**TASK DETAILS**
Transcribe each line of the material as it is, and drop any picture.

**RECORDS SHOWN**

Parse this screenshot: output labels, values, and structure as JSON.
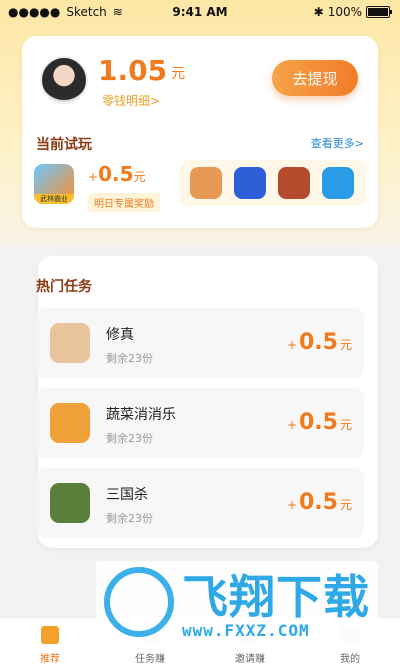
{
  "status_bar": {
    "carrier": "Sketch",
    "time": "9:41 AM",
    "battery": "100%"
  },
  "wallet": {
    "amount": "1.05",
    "unit": "元",
    "detail_link": "零钱明细>",
    "withdraw_button": "去提现"
  },
  "current_trial": {
    "title": "当前试玩",
    "more": "查看更多>",
    "game_tag": "武林霸业",
    "reward_sign": "+",
    "reward_amount": "0.5",
    "reward_unit": "元",
    "badge": "明日专属奖励",
    "apps": [
      {
        "icon": "mahjong-app-icon",
        "color": "#e79a56"
      },
      {
        "icon": "blue-y-app-icon",
        "color": "#2f5fd8"
      },
      {
        "icon": "hero-game-app-icon",
        "color": "#b64a2c"
      },
      {
        "icon": "blue-brand-app-icon",
        "color": "#2a9be6"
      }
    ]
  },
  "hot_tasks": {
    "title": "热门任务",
    "items": [
      {
        "name": "修真",
        "remaining": "剩余23份",
        "sign": "+",
        "reward": "0.5",
        "unit": "元",
        "icon_color": "#e9c39c"
      },
      {
        "name": "蔬菜消消乐",
        "remaining": "剩余23份",
        "sign": "+",
        "reward": "0.5",
        "unit": "元",
        "icon_color": "#f0a13a"
      },
      {
        "name": "三国杀",
        "remaining": "剩余23份",
        "sign": "+",
        "reward": "0.5",
        "unit": "元",
        "icon_color": "#5b7f3a"
      }
    ]
  },
  "tabs": [
    {
      "label": "推荐",
      "active": true
    },
    {
      "label": "任务赚",
      "active": false
    },
    {
      "label": "邀请赚",
      "active": false
    },
    {
      "label": "我的",
      "active": false
    }
  ],
  "watermark": {
    "text": "飞翔下载",
    "url": "www.FXXZ.COM"
  },
  "colors": {
    "accent": "#f07a1c",
    "link": "#2a8ad7",
    "section_title": "#8b3a14"
  }
}
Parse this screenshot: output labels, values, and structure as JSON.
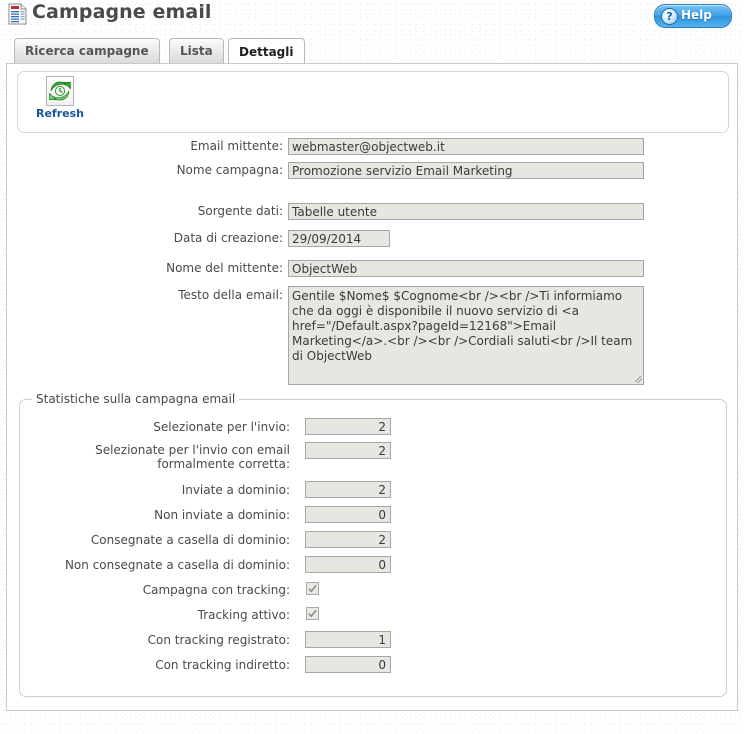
{
  "header": {
    "title": "Campagne email",
    "title_icon": "report-document-icon",
    "help_label": "Help",
    "help_icon": "question-mark-icon"
  },
  "tabs": [
    {
      "label": "Ricerca campagne",
      "active": false
    },
    {
      "label": "Lista",
      "active": false
    },
    {
      "label": "Dettagli",
      "active": true
    }
  ],
  "toolbar": {
    "refresh_label": "Refresh",
    "refresh_icon": "refresh-circular-arrows-icon"
  },
  "form": {
    "fields": [
      {
        "label": "Email mittente:",
        "value": "webmaster@objectweb.it",
        "type": "text",
        "width": "wide"
      },
      {
        "label": "Nome campagna:",
        "value": "Promozione servizio Email Marketing",
        "type": "text",
        "width": "wide"
      },
      {
        "label": "Sorgente dati:",
        "value": "Tabelle utente",
        "type": "text",
        "width": "wide"
      },
      {
        "label": "Data di creazione:",
        "value": "29/09/2014",
        "type": "text",
        "width": "date"
      },
      {
        "label": "Nome del mittente:",
        "value": "ObjectWeb",
        "type": "text",
        "width": "wide"
      },
      {
        "label": "Testo della email:",
        "value": "Gentile $Nome$ $Cognome<br /><br />Ti informiamo che da oggi è disponibile il nuovo servizio di <a href=\"/Default.aspx?pageId=12168\">Email Marketing</a>.<br /><br />Cordiali saluti<br />Il team di ObjectWeb",
        "type": "textarea"
      }
    ]
  },
  "stats": {
    "legend": "Statistiche sulla campagna email",
    "rows": [
      {
        "label": "Selezionate per l'invio:",
        "value": "2",
        "type": "text"
      },
      {
        "label": "Selezionate per l'invio con email formalmente corretta:",
        "value": "2",
        "type": "text",
        "tall": true
      },
      {
        "label": "Inviate a dominio:",
        "value": "2",
        "type": "text"
      },
      {
        "label": "Non inviate a dominio:",
        "value": "0",
        "type": "text"
      },
      {
        "label": "Consegnate a casella di dominio:",
        "value": "2",
        "type": "text"
      },
      {
        "label": "Non consegnate a casella di dominio:",
        "value": "0",
        "type": "text"
      },
      {
        "label": "Campagna con tracking:",
        "value": "",
        "type": "checkbox",
        "checked": true
      },
      {
        "label": "Tracking attivo:",
        "value": "",
        "type": "checkbox",
        "checked": true
      },
      {
        "label": "Con tracking registrato:",
        "value": "1",
        "type": "text"
      },
      {
        "label": "Con tracking indiretto:",
        "value": "0",
        "type": "text"
      }
    ]
  },
  "colors": {
    "accent_blue": "#3da2e8",
    "link_blue": "#17559c",
    "field_bg": "#e7e7e2",
    "field_border": "#a6a6a6",
    "panel_border": "#c9c9c9",
    "title_gray": "#4a4a4a"
  }
}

**RESPONSE FOR THIS EXERCISE**
Parse this screenshot: output labels, values, and structure as JSON.
{
  "status_bar": {
    "carrier": "Sketch",
    "time": "9:41 AM",
    "battery": "100%"
  },
  "wallet": {
    "amount": "1.05",
    "unit": "元",
    "detail_link": "零钱明细>",
    "withdraw_button": "去提现"
  },
  "current_trial": {
    "title": "当前试玩",
    "more": "查看更多>",
    "game_tag": "武林霸业",
    "reward_sign": "+",
    "reward_amount": "0.5",
    "reward_unit": "元",
    "badge": "明日专属奖励",
    "apps": [
      {
        "icon": "mahjong-app-icon",
        "color": "#e79a56"
      },
      {
        "icon": "blue-y-app-icon",
        "color": "#2f5fd8"
      },
      {
        "icon": "hero-game-app-icon",
        "color": "#b64a2c"
      },
      {
        "icon": "blue-brand-app-icon",
        "color": "#2a9be6"
      }
    ]
  },
  "hot_tasks": {
    "title": "热门任务",
    "items": [
      {
        "name": "修真",
        "remaining": "剩余23份",
        "sign": "+",
        "reward": "0.5",
        "unit": "元",
        "icon_color": "#e9c39c"
      },
      {
        "name": "蔬菜消消乐",
        "remaining": "剩余23份",
        "sign": "+",
        "reward": "0.5",
        "unit": "元",
        "icon_color": "#f0a13a"
      },
      {
        "name": "三国杀",
        "remaining": "剩余23份",
        "sign": "+",
        "reward": "0.5",
        "unit": "元",
        "icon_color": "#5b7f3a"
      }
    ]
  },
  "tabs": [
    {
      "label": "推荐",
      "active": true
    },
    {
      "label": "任务赚",
      "active": false
    },
    {
      "label": "邀请赚",
      "active": false
    },
    {
      "label": "我的",
      "active": false
    }
  ],
  "watermark": {
    "text": "飞翔下载",
    "url": "www.FXXZ.COM"
  },
  "colors": {
    "accent": "#f07a1c",
    "link": "#2a8ad7",
    "section_title": "#8b3a14"
  }
}
Parse this screenshot: output labels, values, and structure as JSON.
{
  "header": {
    "title": "Campagne email",
    "title_icon": "report-document-icon",
    "help_label": "Help",
    "help_icon": "question-mark-icon"
  },
  "tabs": [
    {
      "label": "Ricerca campagne",
      "active": false
    },
    {
      "label": "Lista",
      "active": false
    },
    {
      "label": "Dettagli",
      "active": true
    }
  ],
  "toolbar": {
    "refresh_label": "Refresh",
    "refresh_icon": "refresh-circular-arrows-icon"
  },
  "form": {
    "fields": [
      {
        "label": "Email mittente:",
        "value": "webmaster@objectweb.it",
        "type": "text",
        "width": "wide"
      },
      {
        "label": "Nome campagna:",
        "value": "Promozione servizio Email Marketing",
        "type": "text",
        "width": "wide"
      },
      {
        "label": "Sorgente dati:",
        "value": "Tabelle utente",
        "type": "text",
        "width": "wide"
      },
      {
        "label": "Data di creazione:",
        "value": "29/09/2014",
        "type": "text",
        "width": "date"
      },
      {
        "label": "Nome del mittente:",
        "value": "ObjectWeb",
        "type": "text",
        "width": "wide"
      },
      {
        "label": "Testo della email:",
        "value": "Gentile $Nome$ $Cognome<br /><br />Ti informiamo che da oggi è disponibile il nuovo servizio di <a href=\"/Default.aspx?pageId=12168\">Email Marketing</a>.<br /><br />Cordiali saluti<br />Il team di ObjectWeb",
        "type": "textarea"
      }
    ]
  },
  "stats": {
    "legend": "Statistiche sulla campagna email",
    "rows": [
      {
        "label": "Selezionate per l'invio:",
        "value": "2",
        "type": "text"
      },
      {
        "label": "Selezionate per l'invio con email formalmente corretta:",
        "value": "2",
        "type": "text",
        "tall": true
      },
      {
        "label": "Inviate a dominio:",
        "value": "2",
        "type": "text"
      },
      {
        "label": "Non inviate a dominio:",
        "value": "0",
        "type": "text"
      },
      {
        "label": "Consegnate a casella di dominio:",
        "value": "2",
        "type": "text"
      },
      {
        "label": "Non consegnate a casella di dominio:",
        "value": "0",
        "type": "text"
      },
      {
        "label": "Campagna con tracking:",
        "value": "",
        "type": "checkbox",
        "checked": true
      },
      {
        "label": "Tracking attivo:",
        "value": "",
        "type": "checkbox",
        "checked": true
      },
      {
        "label": "Con tracking registrato:",
        "value": "1",
        "type": "text"
      },
      {
        "label": "Con tracking indiretto:",
        "value": "0",
        "type": "text"
      }
    ]
  },
  "colors": {
    "accent_blue": "#3da2e8",
    "link_blue": "#17559c",
    "field_bg": "#e7e7e2",
    "field_border": "#a6a6a6",
    "panel_border": "#c9c9c9",
    "title_gray": "#4a4a4a"
  }
}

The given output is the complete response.